Task description: Check every line below for the word "sauce" and show those that hold it.

Working data:
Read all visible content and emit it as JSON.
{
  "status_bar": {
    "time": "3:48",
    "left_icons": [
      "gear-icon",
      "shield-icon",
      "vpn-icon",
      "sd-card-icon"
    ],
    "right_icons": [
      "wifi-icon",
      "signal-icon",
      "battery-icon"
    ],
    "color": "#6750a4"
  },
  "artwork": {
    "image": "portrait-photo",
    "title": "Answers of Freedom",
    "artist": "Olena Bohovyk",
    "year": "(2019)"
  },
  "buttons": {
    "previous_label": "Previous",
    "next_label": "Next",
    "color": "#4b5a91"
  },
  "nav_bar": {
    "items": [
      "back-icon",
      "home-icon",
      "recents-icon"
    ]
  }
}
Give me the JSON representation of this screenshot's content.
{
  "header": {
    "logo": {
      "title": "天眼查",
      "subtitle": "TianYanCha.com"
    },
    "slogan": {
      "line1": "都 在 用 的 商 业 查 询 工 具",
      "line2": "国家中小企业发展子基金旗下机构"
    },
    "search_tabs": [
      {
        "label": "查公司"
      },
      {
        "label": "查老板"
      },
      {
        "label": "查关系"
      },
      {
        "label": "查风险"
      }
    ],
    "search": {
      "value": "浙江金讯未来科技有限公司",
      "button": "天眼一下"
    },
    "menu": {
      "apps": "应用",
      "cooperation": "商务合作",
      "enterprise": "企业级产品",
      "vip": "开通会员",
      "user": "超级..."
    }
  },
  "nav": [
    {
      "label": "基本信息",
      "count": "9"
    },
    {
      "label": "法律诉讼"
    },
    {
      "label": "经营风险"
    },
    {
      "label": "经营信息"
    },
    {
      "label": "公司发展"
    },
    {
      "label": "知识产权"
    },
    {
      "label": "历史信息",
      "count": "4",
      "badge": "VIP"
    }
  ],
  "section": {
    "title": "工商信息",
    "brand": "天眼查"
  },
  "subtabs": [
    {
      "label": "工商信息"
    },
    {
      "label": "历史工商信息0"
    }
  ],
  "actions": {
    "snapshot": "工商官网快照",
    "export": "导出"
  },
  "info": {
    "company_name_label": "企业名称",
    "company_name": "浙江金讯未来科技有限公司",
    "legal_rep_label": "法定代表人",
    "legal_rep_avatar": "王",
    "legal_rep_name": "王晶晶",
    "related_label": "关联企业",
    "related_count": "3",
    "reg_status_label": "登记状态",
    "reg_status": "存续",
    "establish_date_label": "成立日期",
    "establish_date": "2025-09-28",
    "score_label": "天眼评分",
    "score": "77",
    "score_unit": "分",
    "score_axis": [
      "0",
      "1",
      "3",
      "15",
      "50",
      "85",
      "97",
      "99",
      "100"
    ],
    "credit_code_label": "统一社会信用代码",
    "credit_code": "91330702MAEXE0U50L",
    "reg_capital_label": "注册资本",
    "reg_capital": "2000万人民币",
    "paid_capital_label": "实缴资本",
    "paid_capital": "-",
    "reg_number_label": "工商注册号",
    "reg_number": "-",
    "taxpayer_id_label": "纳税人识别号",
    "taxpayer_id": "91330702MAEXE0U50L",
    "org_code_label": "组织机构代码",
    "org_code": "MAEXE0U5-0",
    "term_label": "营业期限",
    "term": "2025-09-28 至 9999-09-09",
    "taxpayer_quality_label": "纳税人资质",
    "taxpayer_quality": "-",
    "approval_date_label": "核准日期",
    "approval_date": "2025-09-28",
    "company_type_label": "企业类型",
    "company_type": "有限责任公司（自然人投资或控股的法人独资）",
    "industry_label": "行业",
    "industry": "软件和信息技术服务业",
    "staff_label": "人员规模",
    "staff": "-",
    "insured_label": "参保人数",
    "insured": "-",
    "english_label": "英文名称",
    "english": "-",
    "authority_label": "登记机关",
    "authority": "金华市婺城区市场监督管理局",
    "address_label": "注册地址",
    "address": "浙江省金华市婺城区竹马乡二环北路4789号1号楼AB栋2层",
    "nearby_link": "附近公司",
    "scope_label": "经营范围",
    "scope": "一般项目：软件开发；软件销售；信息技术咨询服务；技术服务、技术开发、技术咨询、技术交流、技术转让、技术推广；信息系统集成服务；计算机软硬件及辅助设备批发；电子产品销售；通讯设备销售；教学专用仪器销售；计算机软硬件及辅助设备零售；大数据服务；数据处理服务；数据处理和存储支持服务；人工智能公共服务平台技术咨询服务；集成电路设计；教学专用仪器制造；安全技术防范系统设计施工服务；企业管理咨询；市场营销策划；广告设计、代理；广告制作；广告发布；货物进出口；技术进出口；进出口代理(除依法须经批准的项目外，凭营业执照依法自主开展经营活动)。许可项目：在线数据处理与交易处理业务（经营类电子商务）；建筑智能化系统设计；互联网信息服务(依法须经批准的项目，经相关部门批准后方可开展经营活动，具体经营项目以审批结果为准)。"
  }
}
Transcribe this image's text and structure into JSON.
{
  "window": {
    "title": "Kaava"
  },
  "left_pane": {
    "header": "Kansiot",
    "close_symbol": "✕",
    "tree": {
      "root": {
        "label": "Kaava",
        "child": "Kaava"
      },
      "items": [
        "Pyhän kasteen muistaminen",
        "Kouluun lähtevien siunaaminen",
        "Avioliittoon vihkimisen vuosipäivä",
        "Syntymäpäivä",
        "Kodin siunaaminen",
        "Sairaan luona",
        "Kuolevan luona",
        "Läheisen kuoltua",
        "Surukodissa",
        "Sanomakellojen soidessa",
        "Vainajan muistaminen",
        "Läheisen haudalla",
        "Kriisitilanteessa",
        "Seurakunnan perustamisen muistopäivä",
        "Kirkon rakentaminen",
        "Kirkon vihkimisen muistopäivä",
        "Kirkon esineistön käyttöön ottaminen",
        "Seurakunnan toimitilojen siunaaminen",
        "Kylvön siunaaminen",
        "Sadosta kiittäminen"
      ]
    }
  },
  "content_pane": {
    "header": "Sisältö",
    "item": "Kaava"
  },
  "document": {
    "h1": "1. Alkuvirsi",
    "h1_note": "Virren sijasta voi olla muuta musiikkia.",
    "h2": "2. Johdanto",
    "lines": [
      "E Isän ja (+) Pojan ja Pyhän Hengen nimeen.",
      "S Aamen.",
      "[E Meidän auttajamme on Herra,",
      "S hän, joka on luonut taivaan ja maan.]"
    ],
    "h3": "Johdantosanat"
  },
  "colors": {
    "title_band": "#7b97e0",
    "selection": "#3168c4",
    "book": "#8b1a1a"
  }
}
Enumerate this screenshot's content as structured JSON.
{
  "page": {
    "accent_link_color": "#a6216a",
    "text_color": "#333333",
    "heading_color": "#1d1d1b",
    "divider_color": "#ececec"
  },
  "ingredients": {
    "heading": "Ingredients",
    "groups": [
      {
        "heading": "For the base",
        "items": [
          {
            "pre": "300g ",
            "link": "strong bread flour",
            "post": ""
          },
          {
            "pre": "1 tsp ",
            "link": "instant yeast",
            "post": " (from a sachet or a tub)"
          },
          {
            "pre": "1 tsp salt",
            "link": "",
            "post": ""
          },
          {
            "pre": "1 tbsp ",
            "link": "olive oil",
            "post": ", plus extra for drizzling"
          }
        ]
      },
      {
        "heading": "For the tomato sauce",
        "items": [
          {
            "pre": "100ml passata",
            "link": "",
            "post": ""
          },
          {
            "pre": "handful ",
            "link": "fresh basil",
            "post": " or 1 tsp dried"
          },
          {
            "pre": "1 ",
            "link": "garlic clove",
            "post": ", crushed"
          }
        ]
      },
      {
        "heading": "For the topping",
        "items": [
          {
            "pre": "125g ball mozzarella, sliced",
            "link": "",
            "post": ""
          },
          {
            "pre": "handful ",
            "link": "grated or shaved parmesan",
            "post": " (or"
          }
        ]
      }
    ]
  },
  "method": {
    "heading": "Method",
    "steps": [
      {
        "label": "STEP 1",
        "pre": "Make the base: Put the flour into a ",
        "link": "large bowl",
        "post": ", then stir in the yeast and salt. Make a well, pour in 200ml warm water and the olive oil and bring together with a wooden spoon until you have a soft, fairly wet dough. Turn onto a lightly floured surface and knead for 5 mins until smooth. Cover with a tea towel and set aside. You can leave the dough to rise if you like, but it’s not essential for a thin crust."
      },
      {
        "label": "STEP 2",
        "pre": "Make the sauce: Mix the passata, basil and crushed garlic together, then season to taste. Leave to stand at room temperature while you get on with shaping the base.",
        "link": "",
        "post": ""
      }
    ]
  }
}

Reply:
        "heading": "For the tomato sauce",
        "pre": "Make the sauce: Mix the passata, basil and crushed garlic together, then season to taste. Leave to stand at room temperature while you get on with shaping the base.",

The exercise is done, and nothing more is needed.